== Goal ==
Extract every line of the material that holds the string "ylabel".

== Given data ==
┏━━

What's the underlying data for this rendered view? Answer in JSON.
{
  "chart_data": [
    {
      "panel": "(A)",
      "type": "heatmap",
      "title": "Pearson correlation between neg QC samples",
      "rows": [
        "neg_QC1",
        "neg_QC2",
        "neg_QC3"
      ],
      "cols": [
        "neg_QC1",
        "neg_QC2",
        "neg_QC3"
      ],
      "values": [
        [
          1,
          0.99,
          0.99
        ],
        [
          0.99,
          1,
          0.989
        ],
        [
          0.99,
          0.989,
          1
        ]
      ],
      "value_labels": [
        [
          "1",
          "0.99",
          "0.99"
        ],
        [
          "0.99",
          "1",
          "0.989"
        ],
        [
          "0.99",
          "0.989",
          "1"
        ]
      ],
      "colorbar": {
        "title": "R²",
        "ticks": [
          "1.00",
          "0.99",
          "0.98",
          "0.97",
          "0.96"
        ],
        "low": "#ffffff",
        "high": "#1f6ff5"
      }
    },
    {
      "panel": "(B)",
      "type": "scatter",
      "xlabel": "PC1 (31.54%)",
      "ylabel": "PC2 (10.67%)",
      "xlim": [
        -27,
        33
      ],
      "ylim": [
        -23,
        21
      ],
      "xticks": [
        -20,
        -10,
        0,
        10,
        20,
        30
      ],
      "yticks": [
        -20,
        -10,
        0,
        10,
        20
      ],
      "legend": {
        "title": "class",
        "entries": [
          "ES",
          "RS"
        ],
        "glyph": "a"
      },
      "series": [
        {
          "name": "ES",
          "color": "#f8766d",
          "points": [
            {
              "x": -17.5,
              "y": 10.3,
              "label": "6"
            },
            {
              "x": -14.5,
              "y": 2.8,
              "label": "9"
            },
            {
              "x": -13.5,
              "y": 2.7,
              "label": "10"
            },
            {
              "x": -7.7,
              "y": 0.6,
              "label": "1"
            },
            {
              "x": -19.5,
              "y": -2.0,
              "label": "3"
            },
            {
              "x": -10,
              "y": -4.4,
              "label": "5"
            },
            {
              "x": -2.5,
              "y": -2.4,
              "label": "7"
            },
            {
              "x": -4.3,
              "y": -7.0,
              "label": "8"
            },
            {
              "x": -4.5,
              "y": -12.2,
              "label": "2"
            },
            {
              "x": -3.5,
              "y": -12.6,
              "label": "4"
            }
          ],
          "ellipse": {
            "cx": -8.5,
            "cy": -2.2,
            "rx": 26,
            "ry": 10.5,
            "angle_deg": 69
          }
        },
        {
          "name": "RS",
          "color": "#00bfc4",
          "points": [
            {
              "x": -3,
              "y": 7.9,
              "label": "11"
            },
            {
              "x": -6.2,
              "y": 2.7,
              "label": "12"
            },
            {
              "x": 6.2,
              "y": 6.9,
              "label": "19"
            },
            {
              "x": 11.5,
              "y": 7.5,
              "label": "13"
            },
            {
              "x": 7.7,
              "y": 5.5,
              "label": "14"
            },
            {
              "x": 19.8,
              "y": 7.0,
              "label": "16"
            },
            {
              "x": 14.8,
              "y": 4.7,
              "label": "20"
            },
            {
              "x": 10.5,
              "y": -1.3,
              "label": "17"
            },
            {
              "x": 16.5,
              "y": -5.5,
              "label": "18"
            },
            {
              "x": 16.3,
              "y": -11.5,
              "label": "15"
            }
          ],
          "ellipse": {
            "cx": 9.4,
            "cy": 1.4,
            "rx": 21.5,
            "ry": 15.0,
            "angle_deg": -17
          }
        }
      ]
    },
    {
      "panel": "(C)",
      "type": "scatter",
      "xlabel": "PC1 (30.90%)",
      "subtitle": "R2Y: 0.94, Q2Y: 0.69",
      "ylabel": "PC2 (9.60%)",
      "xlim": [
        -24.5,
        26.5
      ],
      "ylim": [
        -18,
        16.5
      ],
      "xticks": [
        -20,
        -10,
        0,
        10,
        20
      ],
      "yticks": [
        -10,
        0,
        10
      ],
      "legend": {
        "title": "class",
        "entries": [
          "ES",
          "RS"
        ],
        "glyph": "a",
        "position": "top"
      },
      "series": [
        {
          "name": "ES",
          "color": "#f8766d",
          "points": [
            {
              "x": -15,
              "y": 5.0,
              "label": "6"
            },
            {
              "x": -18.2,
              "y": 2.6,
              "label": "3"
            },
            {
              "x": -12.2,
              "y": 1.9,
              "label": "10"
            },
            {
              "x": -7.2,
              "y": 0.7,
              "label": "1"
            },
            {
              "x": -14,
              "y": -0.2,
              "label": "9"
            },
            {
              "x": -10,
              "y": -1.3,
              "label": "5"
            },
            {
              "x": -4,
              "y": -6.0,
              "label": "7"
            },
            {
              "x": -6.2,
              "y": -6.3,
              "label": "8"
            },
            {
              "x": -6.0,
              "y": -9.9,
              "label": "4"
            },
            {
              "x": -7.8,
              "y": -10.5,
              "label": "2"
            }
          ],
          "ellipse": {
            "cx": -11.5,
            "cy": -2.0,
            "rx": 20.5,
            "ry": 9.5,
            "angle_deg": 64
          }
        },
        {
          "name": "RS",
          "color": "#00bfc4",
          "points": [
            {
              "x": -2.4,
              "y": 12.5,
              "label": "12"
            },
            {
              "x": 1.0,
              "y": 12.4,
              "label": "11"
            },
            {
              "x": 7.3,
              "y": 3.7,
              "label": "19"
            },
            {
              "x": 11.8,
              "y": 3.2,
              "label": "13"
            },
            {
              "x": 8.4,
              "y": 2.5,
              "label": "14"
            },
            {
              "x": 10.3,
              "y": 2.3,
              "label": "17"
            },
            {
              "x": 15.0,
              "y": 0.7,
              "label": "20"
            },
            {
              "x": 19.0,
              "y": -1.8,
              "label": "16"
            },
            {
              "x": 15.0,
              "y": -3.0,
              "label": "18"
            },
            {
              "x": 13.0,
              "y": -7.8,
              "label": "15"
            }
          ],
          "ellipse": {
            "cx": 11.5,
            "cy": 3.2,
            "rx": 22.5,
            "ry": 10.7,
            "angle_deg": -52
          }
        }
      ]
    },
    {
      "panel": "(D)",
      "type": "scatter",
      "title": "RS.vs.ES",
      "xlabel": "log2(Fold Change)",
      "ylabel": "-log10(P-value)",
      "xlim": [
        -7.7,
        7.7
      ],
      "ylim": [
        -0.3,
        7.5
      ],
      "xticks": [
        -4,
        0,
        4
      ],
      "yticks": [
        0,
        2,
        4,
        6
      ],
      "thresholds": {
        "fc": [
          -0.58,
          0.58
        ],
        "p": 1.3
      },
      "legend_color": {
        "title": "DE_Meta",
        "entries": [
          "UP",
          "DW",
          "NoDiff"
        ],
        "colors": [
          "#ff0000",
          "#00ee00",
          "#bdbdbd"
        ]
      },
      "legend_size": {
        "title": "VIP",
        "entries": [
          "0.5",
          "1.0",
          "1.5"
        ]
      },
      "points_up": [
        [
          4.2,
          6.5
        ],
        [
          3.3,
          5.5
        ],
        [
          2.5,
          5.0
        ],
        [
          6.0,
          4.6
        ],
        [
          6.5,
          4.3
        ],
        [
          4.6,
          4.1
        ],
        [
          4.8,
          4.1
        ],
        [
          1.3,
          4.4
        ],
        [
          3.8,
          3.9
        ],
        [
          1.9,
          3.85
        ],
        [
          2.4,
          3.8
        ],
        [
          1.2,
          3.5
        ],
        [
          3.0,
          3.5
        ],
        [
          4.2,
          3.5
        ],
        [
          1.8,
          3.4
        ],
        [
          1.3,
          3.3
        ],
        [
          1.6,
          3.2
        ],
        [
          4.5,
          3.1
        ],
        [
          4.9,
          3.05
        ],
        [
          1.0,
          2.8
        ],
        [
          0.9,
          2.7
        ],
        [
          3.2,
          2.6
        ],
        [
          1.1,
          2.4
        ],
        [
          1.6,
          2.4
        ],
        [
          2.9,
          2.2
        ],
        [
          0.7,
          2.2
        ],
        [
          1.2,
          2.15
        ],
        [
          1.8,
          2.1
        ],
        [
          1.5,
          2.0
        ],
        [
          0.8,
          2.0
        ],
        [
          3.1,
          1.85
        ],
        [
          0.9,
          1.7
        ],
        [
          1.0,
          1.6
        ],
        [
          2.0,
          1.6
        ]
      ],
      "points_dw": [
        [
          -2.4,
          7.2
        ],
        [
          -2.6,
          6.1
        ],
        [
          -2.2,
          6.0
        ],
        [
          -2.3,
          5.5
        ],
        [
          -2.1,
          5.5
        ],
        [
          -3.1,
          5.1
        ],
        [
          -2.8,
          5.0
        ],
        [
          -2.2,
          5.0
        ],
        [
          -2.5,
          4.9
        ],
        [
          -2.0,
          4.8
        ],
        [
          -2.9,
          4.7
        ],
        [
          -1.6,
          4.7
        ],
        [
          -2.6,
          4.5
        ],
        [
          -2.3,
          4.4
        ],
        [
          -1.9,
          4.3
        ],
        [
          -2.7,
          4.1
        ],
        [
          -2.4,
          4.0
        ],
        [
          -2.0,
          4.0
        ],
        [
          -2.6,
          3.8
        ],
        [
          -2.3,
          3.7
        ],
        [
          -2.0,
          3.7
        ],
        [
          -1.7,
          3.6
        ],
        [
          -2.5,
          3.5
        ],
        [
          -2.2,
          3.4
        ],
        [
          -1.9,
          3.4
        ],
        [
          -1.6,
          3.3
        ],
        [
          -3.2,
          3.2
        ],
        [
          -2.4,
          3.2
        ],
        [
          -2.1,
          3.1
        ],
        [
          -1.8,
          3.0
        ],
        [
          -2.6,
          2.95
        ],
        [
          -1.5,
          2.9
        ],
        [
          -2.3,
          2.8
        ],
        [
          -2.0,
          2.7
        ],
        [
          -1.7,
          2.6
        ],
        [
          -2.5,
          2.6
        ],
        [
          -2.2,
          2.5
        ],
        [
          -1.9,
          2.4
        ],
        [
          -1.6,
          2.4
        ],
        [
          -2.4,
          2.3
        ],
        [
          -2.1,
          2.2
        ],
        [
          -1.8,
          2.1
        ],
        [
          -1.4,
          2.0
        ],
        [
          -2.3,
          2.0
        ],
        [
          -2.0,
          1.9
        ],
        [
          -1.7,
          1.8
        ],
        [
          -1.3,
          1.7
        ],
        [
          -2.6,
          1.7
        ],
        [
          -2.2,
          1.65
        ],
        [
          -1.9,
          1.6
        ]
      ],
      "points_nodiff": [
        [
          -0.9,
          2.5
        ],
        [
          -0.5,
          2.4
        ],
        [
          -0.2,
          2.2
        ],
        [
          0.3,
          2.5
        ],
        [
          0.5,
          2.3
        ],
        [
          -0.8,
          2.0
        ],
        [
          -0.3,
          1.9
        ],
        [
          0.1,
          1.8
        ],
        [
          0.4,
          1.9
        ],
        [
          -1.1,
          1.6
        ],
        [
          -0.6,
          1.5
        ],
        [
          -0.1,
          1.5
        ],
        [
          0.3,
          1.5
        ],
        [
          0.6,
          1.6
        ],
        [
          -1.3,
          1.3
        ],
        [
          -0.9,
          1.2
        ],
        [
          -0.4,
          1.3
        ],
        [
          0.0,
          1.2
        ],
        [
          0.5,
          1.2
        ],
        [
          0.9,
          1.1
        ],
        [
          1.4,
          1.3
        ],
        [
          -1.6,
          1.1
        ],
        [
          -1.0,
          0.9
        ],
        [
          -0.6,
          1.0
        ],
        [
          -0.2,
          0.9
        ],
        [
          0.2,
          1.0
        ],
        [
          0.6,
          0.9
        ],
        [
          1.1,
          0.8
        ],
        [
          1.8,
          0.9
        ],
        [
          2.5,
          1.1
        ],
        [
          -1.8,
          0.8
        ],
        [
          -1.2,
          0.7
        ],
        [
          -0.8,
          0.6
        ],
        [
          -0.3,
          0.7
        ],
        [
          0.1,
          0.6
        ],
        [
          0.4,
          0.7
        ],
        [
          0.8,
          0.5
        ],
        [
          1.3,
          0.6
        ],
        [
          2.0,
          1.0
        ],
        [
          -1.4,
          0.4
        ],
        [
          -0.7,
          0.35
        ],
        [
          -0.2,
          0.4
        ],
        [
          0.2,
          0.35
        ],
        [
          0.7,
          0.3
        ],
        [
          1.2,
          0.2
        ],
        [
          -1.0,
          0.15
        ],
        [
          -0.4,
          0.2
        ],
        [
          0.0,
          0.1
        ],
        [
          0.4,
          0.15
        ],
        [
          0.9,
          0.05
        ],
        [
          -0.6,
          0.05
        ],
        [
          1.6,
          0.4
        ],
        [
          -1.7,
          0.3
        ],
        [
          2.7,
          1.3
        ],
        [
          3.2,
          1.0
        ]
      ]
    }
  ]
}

┗━━

== Output below ==
      "ylabel": "PC2 (10.67%)",
      "ylabel": "PC2 (9.60%)",
      "ylabel": "-log10(P-value)",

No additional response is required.